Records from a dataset
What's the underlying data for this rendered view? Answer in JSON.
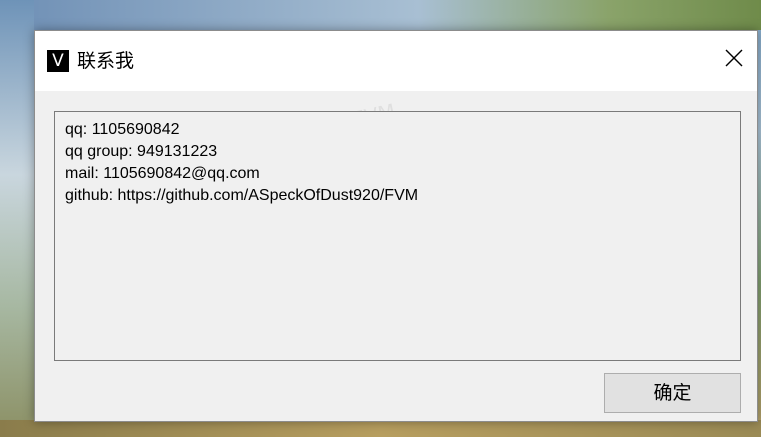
{
  "window": {
    "title": "联系我",
    "app_icon_letter": "V",
    "watermark": "FVM"
  },
  "content": {
    "lines": [
      "qq: 1105690842",
      "qq group: 949131223",
      "mail: 1105690842@qq.com",
      "github: https://github.com/ASpeckOfDust920/FVM"
    ]
  },
  "buttons": {
    "ok_label": "确定"
  },
  "icons": {
    "close": "close-icon",
    "app": "app-icon"
  },
  "colors": {
    "dialog_bg": "#f0f0f0",
    "titlebar_bg": "#ffffff",
    "button_bg": "#e1e1e1"
  }
}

*Exercise*: Skip the pictures and print each record exactly as it stands.

*Result of the task*:
What's the underlying data for this rendered view? Answer in JSON.
{
  "window": {
    "title": "联系我",
    "app_icon_letter": "V",
    "watermark": "FVM"
  },
  "content": {
    "lines": [
      "qq: 1105690842",
      "qq group: 949131223",
      "mail: 1105690842@qq.com",
      "github: https://github.com/ASpeckOfDust920/FVM"
    ]
  },
  "buttons": {
    "ok_label": "确定"
  },
  "icons": {
    "close": "close-icon",
    "app": "app-icon"
  },
  "colors": {
    "dialog_bg": "#f0f0f0",
    "titlebar_bg": "#ffffff",
    "button_bg": "#e1e1e1"
  }
}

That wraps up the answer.